>> start Dataset extract
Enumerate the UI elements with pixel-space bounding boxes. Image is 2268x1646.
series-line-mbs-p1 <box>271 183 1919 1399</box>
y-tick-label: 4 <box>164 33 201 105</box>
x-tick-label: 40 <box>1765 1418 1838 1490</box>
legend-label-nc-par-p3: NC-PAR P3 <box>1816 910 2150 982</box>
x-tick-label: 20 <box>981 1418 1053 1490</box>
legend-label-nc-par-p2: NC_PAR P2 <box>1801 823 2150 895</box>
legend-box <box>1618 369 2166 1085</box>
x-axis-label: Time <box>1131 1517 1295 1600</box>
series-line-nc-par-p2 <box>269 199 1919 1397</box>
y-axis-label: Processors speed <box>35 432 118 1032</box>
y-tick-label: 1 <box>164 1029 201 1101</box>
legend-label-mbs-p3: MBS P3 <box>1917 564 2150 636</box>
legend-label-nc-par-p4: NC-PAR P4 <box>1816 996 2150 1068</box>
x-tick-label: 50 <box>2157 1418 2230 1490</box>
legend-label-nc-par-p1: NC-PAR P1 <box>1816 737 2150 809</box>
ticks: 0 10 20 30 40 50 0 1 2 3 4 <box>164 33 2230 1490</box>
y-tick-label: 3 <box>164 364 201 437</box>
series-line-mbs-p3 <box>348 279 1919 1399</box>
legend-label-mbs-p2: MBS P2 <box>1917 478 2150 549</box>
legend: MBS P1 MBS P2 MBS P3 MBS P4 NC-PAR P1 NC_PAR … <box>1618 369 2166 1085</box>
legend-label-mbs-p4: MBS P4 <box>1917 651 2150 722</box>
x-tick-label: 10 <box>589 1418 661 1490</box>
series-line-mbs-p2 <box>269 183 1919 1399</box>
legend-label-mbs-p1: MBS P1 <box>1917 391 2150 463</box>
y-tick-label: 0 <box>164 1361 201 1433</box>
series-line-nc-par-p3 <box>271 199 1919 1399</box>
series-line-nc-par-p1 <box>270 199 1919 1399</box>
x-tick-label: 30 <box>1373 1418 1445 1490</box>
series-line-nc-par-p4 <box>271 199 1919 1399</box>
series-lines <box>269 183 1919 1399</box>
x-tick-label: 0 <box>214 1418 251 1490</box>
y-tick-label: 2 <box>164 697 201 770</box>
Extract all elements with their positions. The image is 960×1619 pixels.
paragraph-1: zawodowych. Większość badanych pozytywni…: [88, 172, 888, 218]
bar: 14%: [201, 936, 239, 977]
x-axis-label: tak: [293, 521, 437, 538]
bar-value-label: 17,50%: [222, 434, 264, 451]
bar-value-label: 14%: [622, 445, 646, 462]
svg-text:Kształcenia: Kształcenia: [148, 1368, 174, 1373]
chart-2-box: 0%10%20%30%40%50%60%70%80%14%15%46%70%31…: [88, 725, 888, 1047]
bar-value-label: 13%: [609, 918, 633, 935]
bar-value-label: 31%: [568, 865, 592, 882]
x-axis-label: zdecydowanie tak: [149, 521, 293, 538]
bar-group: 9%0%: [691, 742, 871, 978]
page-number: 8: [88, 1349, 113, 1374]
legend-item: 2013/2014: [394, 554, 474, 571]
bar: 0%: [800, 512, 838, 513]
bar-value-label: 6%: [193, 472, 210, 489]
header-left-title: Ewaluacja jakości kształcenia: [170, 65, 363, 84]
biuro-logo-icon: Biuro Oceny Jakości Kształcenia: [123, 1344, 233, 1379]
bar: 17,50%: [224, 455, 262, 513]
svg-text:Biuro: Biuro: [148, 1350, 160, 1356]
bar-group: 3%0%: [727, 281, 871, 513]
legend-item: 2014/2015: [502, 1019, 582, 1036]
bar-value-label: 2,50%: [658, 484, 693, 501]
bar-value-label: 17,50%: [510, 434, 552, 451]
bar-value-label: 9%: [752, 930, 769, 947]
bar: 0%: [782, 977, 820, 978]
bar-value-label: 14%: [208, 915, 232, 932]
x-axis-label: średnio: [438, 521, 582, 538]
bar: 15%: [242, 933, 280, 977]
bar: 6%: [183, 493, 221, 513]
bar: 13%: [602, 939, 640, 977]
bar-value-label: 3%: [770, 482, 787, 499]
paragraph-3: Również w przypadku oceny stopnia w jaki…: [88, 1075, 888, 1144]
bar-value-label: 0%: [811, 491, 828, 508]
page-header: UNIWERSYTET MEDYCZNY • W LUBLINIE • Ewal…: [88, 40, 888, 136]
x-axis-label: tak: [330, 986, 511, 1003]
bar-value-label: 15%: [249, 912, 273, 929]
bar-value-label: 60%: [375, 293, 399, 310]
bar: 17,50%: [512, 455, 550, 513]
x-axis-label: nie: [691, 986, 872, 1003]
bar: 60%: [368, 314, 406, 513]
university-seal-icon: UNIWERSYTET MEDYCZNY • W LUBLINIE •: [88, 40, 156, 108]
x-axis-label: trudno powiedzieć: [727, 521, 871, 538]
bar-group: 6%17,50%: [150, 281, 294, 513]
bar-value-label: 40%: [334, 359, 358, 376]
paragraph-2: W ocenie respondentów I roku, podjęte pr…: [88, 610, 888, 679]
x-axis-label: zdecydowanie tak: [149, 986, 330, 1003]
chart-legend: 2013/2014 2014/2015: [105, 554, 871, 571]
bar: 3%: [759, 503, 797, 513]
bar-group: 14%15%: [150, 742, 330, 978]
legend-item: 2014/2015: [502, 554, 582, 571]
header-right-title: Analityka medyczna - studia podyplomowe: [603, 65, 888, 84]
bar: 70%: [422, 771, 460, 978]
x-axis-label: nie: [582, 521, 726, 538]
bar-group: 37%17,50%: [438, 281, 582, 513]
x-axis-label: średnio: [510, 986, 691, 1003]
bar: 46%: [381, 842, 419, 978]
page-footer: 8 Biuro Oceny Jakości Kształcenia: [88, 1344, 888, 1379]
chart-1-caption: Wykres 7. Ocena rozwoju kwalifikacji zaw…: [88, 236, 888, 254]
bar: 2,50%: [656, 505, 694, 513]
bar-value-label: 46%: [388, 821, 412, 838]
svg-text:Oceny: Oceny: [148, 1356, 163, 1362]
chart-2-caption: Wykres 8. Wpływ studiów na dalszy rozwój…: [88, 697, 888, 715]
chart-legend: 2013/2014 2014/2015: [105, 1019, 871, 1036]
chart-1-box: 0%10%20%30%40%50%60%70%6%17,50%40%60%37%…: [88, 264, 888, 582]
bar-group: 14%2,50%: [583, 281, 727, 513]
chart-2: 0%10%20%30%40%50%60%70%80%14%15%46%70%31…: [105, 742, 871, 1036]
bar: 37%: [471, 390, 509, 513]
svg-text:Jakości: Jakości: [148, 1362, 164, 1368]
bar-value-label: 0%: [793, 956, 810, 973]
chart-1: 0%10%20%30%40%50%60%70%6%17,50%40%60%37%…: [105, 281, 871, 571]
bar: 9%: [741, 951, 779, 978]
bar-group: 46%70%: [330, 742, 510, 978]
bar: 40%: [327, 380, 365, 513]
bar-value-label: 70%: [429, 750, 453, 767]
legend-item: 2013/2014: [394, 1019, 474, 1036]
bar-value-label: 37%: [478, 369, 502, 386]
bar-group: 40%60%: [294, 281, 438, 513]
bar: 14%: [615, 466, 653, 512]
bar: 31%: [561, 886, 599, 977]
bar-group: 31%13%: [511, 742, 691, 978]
>> end Dataset extract
=== Exercise ===
Please copy everything from the beginning of the listing down through the line containing "x-tick-label: 20 <box>981", including both ends, reproducing each line unchanged.

=== Written solution ===
Enumerate the UI elements with pixel-space bounding boxes. Image is 2268x1646.
series-line-mbs-p1 <box>271 183 1919 1399</box>
y-tick-label: 4 <box>164 33 201 105</box>
x-tick-label: 40 <box>1765 1418 1838 1490</box>
legend-label-nc-par-p3: NC-PAR P3 <box>1816 910 2150 982</box>
x-tick-label: 20 <box>981 1418 1053 1490</box>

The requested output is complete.